| Task directions |
Identify, in the records below, every line where the string "structured" appears, and copy each such line.

--- Record excerpts ---

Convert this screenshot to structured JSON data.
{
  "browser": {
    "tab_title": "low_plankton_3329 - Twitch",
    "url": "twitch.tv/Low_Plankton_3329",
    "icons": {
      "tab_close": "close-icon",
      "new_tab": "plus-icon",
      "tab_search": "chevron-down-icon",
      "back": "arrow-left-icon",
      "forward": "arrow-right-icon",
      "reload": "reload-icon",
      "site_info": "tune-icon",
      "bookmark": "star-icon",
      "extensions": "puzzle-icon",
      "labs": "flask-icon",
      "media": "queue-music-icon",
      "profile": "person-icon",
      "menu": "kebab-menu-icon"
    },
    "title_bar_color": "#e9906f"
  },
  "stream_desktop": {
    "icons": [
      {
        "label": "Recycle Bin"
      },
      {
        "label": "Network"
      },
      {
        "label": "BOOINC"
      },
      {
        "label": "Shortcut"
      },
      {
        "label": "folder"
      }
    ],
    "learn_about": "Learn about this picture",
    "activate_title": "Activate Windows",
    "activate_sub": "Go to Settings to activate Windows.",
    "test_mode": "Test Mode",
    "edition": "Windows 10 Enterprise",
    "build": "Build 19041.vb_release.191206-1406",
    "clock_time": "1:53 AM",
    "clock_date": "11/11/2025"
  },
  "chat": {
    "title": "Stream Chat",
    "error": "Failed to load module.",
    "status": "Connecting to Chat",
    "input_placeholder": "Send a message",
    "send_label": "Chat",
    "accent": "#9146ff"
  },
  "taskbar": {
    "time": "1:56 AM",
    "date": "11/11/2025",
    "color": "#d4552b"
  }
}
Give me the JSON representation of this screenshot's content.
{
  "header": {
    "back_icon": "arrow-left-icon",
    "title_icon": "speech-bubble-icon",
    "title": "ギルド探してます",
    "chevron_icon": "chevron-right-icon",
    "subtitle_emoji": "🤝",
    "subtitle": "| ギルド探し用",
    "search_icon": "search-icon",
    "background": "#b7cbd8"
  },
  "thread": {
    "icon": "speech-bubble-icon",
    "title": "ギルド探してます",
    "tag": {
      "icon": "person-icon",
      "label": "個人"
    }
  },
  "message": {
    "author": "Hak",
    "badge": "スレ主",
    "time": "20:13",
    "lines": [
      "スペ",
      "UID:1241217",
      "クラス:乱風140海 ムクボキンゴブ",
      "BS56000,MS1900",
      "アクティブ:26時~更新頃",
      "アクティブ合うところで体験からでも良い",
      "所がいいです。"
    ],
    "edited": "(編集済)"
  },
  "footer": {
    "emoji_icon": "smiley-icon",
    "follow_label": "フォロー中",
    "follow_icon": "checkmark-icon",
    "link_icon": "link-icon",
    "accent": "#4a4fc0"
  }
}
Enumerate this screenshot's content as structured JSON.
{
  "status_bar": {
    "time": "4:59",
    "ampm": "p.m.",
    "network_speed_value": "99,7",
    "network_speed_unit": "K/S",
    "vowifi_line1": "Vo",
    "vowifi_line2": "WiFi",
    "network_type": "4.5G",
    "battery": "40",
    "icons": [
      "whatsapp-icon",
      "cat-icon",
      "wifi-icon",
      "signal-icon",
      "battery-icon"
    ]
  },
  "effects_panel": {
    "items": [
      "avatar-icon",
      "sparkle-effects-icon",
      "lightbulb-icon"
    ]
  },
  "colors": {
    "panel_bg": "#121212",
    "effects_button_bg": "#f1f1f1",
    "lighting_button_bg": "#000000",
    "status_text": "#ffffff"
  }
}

---

| Answer to this exercise |
Convert this screenshot to structured JSON data.
Enumerate this screenshot's content as structured JSON.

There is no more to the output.